## [EXERCISE DIRECTIONS]
Return all the data below as it stands, minus the pictures.

•••••

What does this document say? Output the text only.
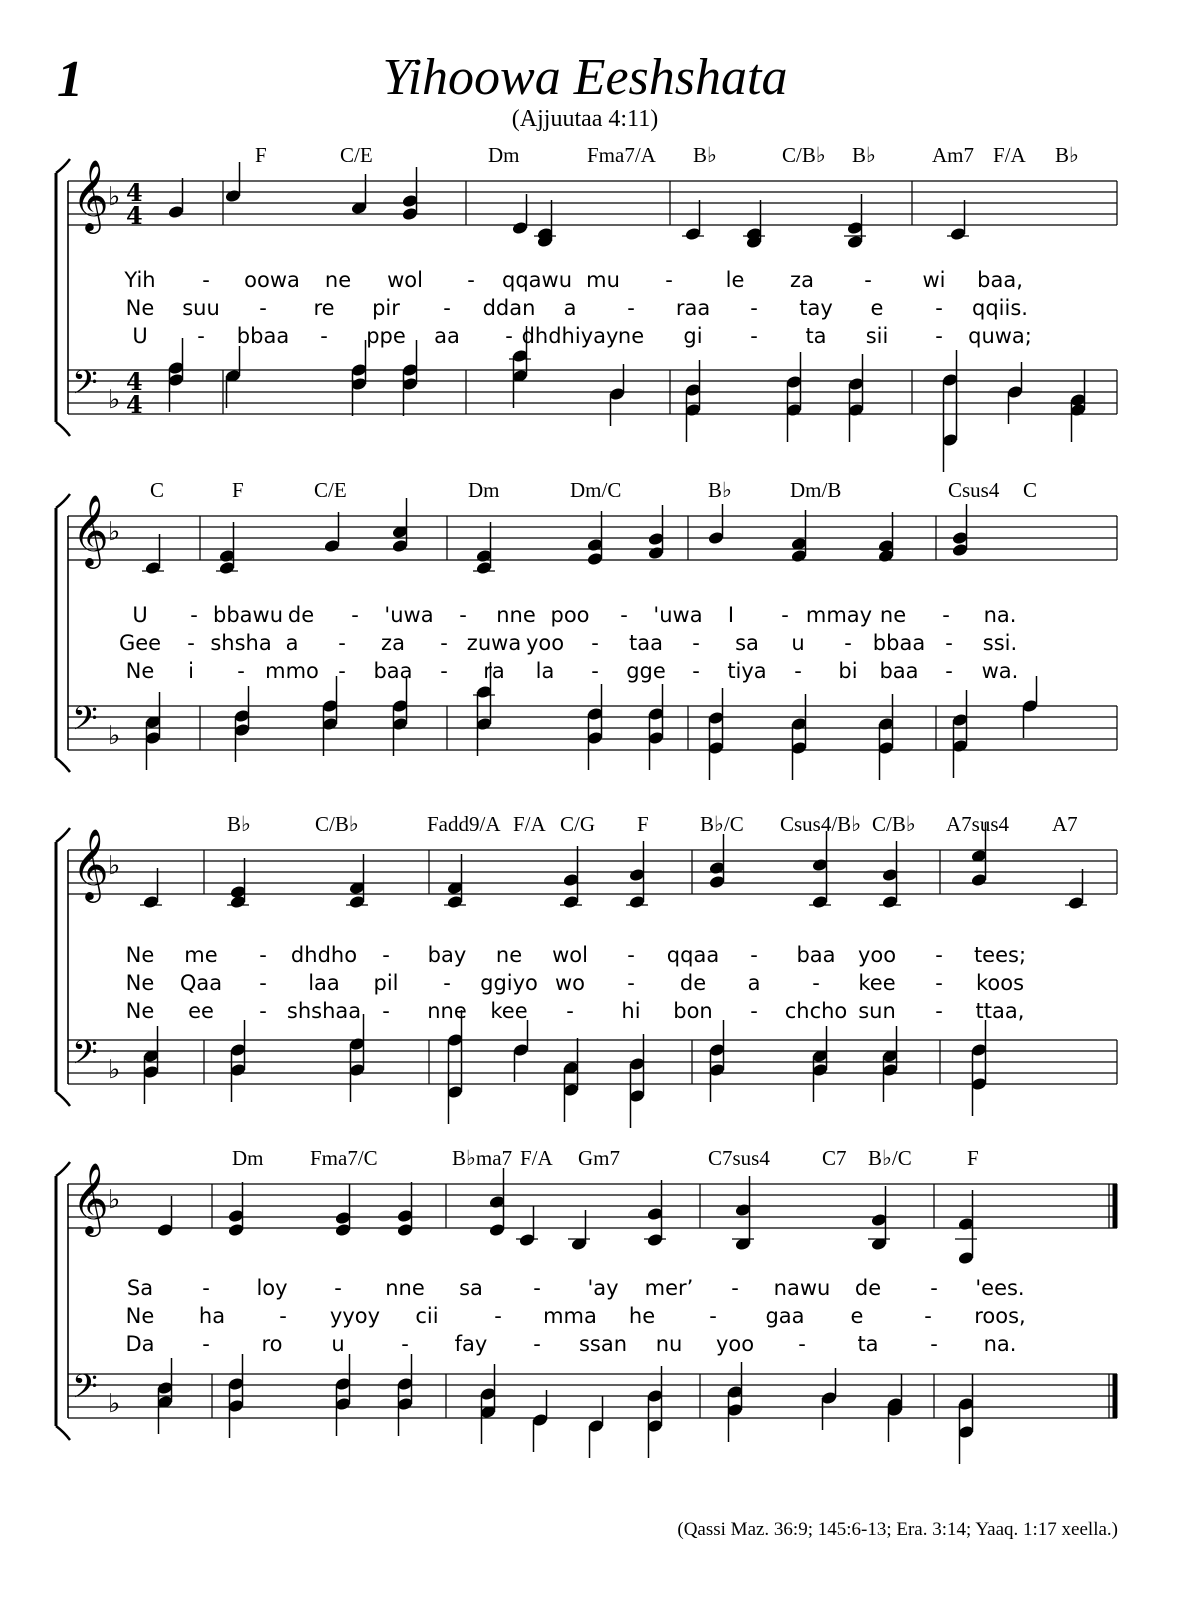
1	Yihoowa Eeshshata
(Ajjuutaa 4:11)
𝄞 ♭
𝄢 ♭
4
4
4
4
𝄞 ♭
𝄢 ♭
𝄞 ♭
𝄢 ♭
𝄞 ♭
𝄢 ♭
F	C/E	Dm	Fma7/A B♭	C/B♭ B♭	Am7 F/A B♭
Yih - oowa ne wol - qqawu mu -	le za - wi baa,
Ne suu - re pir - ddan a - raa - tay e - qqiis.
U - bbaa - ppe aa - dhdhiyay ne gi - ta sii - quwa;
C	F	C/E	Dm	Dm/C	B♭	Dm/B	Csus4 C
U - bbawu de - 'uwa - nne poo - 'uwa I - mmay ne - na.
Gee - shsha a - za - zuwa yoo - taa - sa u - bbaa - ssi.
Ne i - mmo - baa - ra la - gge - tiya - bi baa - wa.
B♭	C/B♭	Fadd9/A F/A C/G F B♭/C Csus4/B♭ C/B♭ A7sus4 A7
Ne me - dhdho - bay ne wol - qqaa - baa yoo - tees;
Ne Qaa - laa pil - ggiyo wo - de a - kee - koos
Ne ee - shshaa - nne kee - hi bon - chcho sun - ttaa,
Dm Fma7/C	B♭ma7 F/A Gm7	C7sus4 C7 B♭/C	F
Sa - loy - nne sa - 'ay mer’ - nawu de - 'ees.
Ne ha	- yyoy cii	- mma he	- gaa e	- roos,
Da - ro u	- fay - ssan nu yoo - ta - na.
(Qassi Maz. 36:9; 145:6-13; Era. 3:14; Yaaq. 1:17 xeella.)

•••••

## [EXPECTED OUTPUT]
What does this document say? Output the text only.
1	Yihoowa Eeshshata
(Ajjuutaa 4:11)
𝄞 ♭
𝄢 ♭
4
4
4
4
𝄞 ♭
𝄢 ♭
𝄞 ♭
𝄢 ♭
𝄞 ♭
𝄢 ♭
F	C/E	Dm	Fma7/A B♭	C/B♭ B♭	Am7 F/A B♭
Yih - oowa ne wol - qqawu mu -	le za - wi baa,
Ne suu - re pir - ddan a - raa - tay e - qqiis.
U - bbaa - ppe aa - dhdhiyay ne gi - ta sii - quwa;
C	F	C/E	Dm	Dm/C	B♭	Dm/B	Csus4 C
U - bbawu de - 'uwa - nne poo - 'uwa I - mmay ne - na.
Gee - shsha a - za - zuwa yoo - taa - sa u - bbaa - ssi.
Ne i - mmo - baa - ra la - gge - tiya - bi baa - wa.
B♭	C/B♭	Fadd9/A F/A C/G F B♭/C Csus4/B♭ C/B♭ A7sus4 A7
Ne me - dhdho - bay ne wol - qqaa - baa yoo - tees;
Ne Qaa - laa pil - ggiyo wo - de a - kee - koos
Ne ee - shshaa - nne kee - hi bon - chcho sun - ttaa,
Dm Fma7/C	B♭ma7 F/A Gm7	C7sus4 C7 B♭/C	F
Sa - loy - nne sa - 'ay mer’ - nawu de - 'ees.
Ne ha	- yyoy cii	- mma he	- gaa e	- roos,
Da - ro u	- fay - ssan nu yoo - ta - na.
(Qassi Maz. 36:9; 145:6-13; Era. 3:14; Yaaq. 1:17 xeella.)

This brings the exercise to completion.